[Excerpt provided]
— start —

5 “Worst Practices” That Always Fail

There are moves that I’ve watched senior eCommerce leaders make again and again, and they always miss the mark.

This content was originally published in the No Best Practices newsletter on 9.20.2022.

There are moves that I’ve watched senior eCommerce leaders make again and again. The desired results almost never materialize. In fact, these decisions usually leave a struggling or vulnerable business in even worse shape.

And yet…I see these decisions made repeatedly, with conviction. If you have an understanding of consumer behavior and customer lifecycle dynamics, you will immediately understand why these strategies will never work.

To save you some future heartache, I’ve outlined five common eCommerce strategies that will almost always fail, and why.

Not Taking Control Of The Full Funnel

Believe it or not, some eCom professionals still don’t manage their business in terms of acquisition and retention. Instead, they set traffic goals for each marketing channel with assumed conversion rates. Will that traffic yield new or returning customers? Doesn’t matter as long as we hit ROAS!

What’s wrong with this approach? It makes managing the business and hitting sales targets a lot more opaque and risky. And that leads to stress and a lack of clear priorities, which all too often leads to unprofessional behavior.

— end —

[To do]
a) According to the worst-practices article, on what date was the content originally published in the No Best Practices newsletter?
b) Reproduce the worst-practices article verbatim from "Not Taking Control" to "to unprofessional behavior.".
Work from the worst-practices article alone.

[Given entries]
— start —

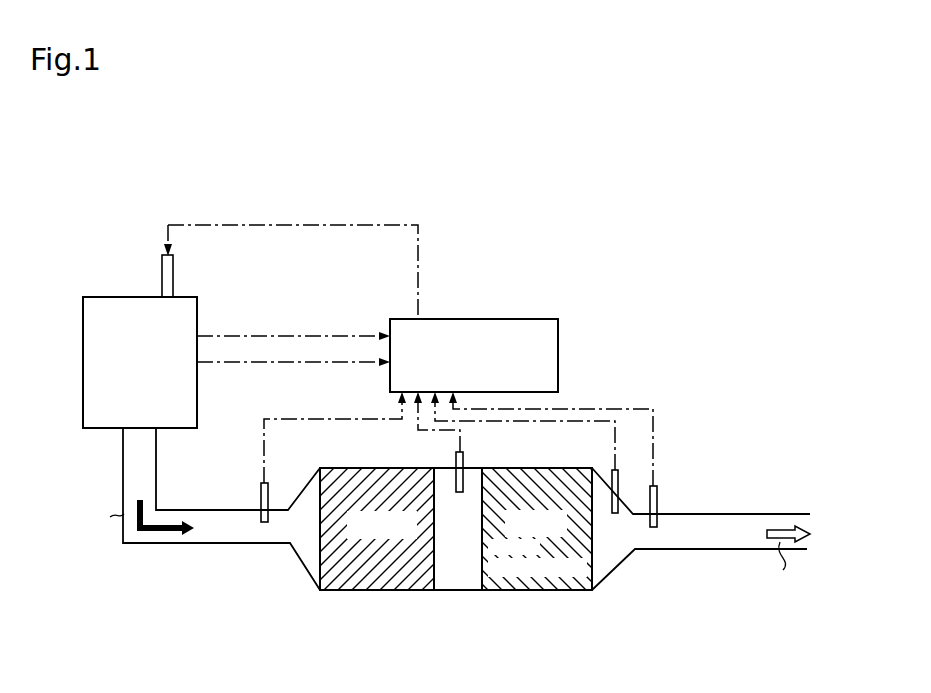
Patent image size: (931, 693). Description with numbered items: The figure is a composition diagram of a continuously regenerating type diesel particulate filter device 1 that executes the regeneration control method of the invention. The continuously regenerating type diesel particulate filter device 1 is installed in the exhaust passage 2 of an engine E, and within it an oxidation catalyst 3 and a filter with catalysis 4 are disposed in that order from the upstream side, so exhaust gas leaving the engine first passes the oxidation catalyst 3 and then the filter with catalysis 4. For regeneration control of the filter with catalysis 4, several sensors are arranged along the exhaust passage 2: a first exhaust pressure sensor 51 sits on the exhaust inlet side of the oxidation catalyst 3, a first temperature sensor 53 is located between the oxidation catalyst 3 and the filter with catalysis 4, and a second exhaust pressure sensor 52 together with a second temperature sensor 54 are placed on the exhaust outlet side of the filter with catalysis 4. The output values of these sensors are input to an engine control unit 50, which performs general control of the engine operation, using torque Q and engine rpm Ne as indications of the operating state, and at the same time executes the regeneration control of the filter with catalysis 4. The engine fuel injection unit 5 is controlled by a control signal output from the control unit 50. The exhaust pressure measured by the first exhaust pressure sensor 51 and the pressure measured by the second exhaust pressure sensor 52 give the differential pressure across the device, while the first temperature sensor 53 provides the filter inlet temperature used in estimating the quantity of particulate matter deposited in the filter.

The continuously regenerating type DPF device 1 is at (635, 234).
The exhaust passage 2 is at (205, 545).
The oxidation catalyst 3 is at (383, 573).
The filter with catalysis 4 is at (538, 575).
The engine fuel injection unit 5 is at (173, 272).
The engine control unit 50 is at (468, 333).
The first exhaust pressure sensor 51 is at (260, 496).
The second exhaust pressure sensor 52 is at (658, 500).
The first temperature sensor 53 is at (465, 462).
The second temperature sensor 54 is at (618, 480).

— end —

[Answer list]
a) It was originally published on 9.20.2022.

b)
Not Taking Control Of The Full Funnel

Believe it or not, some eCom professionals still don’t manage their business in terms of acquisition and retention. Instead, they set traffic goals for each marketing channel with assumed conversion rates. Will that traffic yield new or returning customers? Doesn’t matter as long as we hit ROAS!

What’s wrong with this approach? It makes managing the business and hitting sales targets a lot more opaque and risky. And that leads to stress and a lack of clear priorities, which all too often leads to unprofessional behavior.